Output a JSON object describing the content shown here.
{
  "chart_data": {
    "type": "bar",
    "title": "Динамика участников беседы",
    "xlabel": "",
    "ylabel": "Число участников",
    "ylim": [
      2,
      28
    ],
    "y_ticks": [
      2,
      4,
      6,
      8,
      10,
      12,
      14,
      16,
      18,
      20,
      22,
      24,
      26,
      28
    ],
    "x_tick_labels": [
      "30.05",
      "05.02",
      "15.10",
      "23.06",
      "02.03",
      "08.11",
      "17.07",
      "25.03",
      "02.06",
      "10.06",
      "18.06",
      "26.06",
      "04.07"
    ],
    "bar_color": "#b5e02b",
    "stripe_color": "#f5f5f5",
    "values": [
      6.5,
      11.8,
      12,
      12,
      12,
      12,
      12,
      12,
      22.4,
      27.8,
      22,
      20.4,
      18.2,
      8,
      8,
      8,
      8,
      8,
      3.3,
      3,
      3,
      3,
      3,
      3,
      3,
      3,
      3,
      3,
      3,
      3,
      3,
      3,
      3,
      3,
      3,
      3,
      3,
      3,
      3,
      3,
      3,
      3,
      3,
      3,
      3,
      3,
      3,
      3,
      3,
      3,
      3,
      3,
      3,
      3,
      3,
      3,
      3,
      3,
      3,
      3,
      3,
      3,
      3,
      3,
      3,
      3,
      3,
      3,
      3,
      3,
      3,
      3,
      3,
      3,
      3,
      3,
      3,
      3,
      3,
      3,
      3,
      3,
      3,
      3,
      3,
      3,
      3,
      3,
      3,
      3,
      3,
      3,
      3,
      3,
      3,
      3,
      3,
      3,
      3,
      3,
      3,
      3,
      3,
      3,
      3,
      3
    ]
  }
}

============================================================

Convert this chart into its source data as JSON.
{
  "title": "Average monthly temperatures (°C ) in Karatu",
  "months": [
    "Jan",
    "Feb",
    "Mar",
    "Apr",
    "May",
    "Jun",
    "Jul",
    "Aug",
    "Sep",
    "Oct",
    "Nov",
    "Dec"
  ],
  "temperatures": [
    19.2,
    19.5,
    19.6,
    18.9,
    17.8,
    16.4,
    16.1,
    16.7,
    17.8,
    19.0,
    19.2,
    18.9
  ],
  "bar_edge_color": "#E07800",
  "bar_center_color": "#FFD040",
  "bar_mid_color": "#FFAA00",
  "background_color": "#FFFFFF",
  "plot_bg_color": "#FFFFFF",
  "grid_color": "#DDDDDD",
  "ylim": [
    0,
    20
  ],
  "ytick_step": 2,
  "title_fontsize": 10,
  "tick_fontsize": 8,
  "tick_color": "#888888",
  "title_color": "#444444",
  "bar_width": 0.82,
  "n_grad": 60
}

============================================================

_Exercise task_
Gather every line from the entries above where the word "JSON" appears, and copy them.

_Output of the exercise_
Output a JSON object describing the content shown here.
Convert this chart into its source data as JSON.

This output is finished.